**Selected text:**
━━━━━━━━━━
There have been a number of stories elsewhere about the Take Back The Land movement, which seeks to end the foreclosure crisis. Chris Bowers at DailyKos wrote an excellent diary about the occupy movement’s occupation of a police officer’s home to prevent foreclosure foreclosure.
As part of this movement, protesters occupied an abandoned building in Chapel Hill which has been vacant for more than a decade.
The plans to repurpose the building included a dormatory, library, dining room, kitchen, free clinic, performance space, seed library and tool shed for urban farming, free childcare center, and a bike mechanic’s space. The owner’s plans included leaving this space vacant for more than a decade.
Here’s the building before the eviction, courtesy of the Charlotte Observer:
The occupiers cleaned the building, intending to open the space, a former car dealership, to the public. Their plans included a dormitory, a library, and a free kitchen. The owner’s plan was to keep the building he owned completely vacant. The occupiers knew that this action was illegal going into it.
It’s necessary to point out that there’s a discrepancy between the Charlotte Police Department’s description of the building and reality. Here’s how the police department described the situation in a press release, as quoted by the Charlotte Observer:
“Officers also learned that strategies used by anarchists in other communities included barricading themselves in buildings, placing traps in buildings, and otherwise destroying property,” said the statement released by Sgt. Josh Mecimore. “The group in the … building used large banners to obscure the windows to the business and strategically placed members on the roof as look-outs.”
There are a few issues here. First, and this may be nitpicking, one can’t rightly call a vacant building a “business.” There’s no business being done. It’s a vacant building, which drops local property values and provides a venue for drug sales, gang activity, or other activities harmful to society. At least that’s how I’ve heard police describe vacant buildings in the past. They’re damaging blights on a neighborhood, not places of business.
Furthermore, they’re mad about banners that “obscure” the view from without.
Yeah, just look at how obfuscating these banners are:
They’re so big, that to see inside the building, you have to stand in a slightly different spot.This is OBVIOUSLY an attempt to hide some nefarious activity. Like feeding homeless people. Scum.
This occupation was obviously violent and damaging to property. Normally they just tear apart the fabric of American Society with violent acts like setting up a tent, or linking arms. According to the police press release which isn’t available on their website anymore, these people were incredibly violent and did lots of property damage. They also set up traps.
Here’s one of these vile anarchists setting up some kind of trap with a broom!
━━━━━━━━━━
**What to work on:**
A) Answer these questions from the post about the building occupation:
(i) Who wrote the DailyKos diary about the occupation of a police officer's home?
(ii) What kind of business had the occupied building once been?
(iii) Who released the police statement quoted by the Charlotte Observer?
B) Return, word for word, the part of the post about the building occupation that begins at the words "There are a" and stops after the words "view from without.".

**Data extract:**
━━━━━━━━━━
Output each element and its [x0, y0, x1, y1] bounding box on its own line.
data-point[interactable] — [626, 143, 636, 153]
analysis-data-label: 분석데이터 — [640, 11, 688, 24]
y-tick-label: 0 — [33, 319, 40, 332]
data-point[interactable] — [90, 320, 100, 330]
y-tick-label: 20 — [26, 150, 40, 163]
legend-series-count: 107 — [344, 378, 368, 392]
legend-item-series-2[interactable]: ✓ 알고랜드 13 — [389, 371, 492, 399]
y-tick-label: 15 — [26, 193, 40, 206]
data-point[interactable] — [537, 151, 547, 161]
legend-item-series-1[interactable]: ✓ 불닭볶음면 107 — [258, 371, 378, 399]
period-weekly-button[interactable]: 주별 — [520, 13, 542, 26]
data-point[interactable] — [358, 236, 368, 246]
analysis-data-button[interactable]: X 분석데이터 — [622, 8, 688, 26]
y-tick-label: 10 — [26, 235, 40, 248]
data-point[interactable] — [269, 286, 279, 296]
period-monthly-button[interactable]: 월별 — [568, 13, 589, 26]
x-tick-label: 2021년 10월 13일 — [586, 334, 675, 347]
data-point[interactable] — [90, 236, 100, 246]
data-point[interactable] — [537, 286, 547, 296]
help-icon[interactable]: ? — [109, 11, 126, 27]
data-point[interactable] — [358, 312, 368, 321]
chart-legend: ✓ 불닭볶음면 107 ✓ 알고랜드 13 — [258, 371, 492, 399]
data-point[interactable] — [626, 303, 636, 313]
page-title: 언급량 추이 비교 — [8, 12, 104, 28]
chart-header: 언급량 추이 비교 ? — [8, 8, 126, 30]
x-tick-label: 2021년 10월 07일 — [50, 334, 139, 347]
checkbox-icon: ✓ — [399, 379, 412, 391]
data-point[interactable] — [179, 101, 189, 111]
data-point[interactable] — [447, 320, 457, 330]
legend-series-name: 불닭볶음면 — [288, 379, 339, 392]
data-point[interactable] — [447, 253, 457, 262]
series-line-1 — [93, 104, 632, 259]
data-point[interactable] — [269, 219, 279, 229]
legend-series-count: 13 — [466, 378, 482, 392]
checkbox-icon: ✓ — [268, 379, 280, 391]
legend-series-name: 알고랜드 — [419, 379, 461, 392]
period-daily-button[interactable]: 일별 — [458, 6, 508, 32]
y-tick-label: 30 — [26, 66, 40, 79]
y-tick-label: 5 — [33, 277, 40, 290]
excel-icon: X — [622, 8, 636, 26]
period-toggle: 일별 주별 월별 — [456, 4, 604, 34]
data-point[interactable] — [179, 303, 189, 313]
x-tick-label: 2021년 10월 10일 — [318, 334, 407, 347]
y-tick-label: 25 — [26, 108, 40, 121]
━━━━━━━━━━
**Responses per task:**
A)
(i) Chris Bowers
(ii) A car dealership
(iii) Sgt. Josh Mecimore

B)
There are a few issues here. First, and this may be nitpicking, one can’t rightly call a vacant building a “business.” There’s no business being done. It’s a vacant building, which drops local property values and provides a venue for drug sales, gang activity, or other activities harmful to society. At least that’s how I’ve heard police describe vacant buildings in the past. They’re damaging blights on a neighborhood, not places of business.
Furthermore, they’re mad about banners that “obscure” the view from without.